------ Raw data
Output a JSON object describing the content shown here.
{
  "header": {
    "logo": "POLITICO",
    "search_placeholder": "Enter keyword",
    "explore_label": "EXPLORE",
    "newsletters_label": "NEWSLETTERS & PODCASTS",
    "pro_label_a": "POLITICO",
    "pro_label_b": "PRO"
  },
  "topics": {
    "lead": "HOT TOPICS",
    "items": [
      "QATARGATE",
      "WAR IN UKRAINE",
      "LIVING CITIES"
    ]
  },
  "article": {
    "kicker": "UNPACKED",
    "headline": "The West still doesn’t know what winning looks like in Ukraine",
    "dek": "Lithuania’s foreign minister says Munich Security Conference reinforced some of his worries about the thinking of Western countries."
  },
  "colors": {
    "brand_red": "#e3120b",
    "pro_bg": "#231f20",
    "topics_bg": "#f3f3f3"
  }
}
------------
Work to be completed: Copy each line of the data above without altering a single character.

Worked solution:
Output a JSON object describing the content shown here.
{
  "header": {
    "logo": "POLITICO",
    "search_placeholder": "Enter keyword",
    "explore_label": "EXPLORE",
    "newsletters_label": "NEWSLETTERS & PODCASTS",
    "pro_label_a": "POLITICO",
    "pro_label_b": "PRO"
  },
  "topics": {
    "lead": "HOT TOPICS",
    "items": [
      "QATARGATE",
      "WAR IN UKRAINE",
      "LIVING CITIES"
    ]
  },
  "article": {
    "kicker": "UNPACKED",
    "headline": "The West still doesn’t know what winning looks like in Ukraine",
    "dek": "Lithuania’s foreign minister says Munich Security Conference reinforced some of his worries about the thinking of Western countries."
  },
  "colors": {
    "brand_red": "#e3120b",
    "pro_bg": "#231f20",
    "topics_bg": "#f3f3f3"
  }
}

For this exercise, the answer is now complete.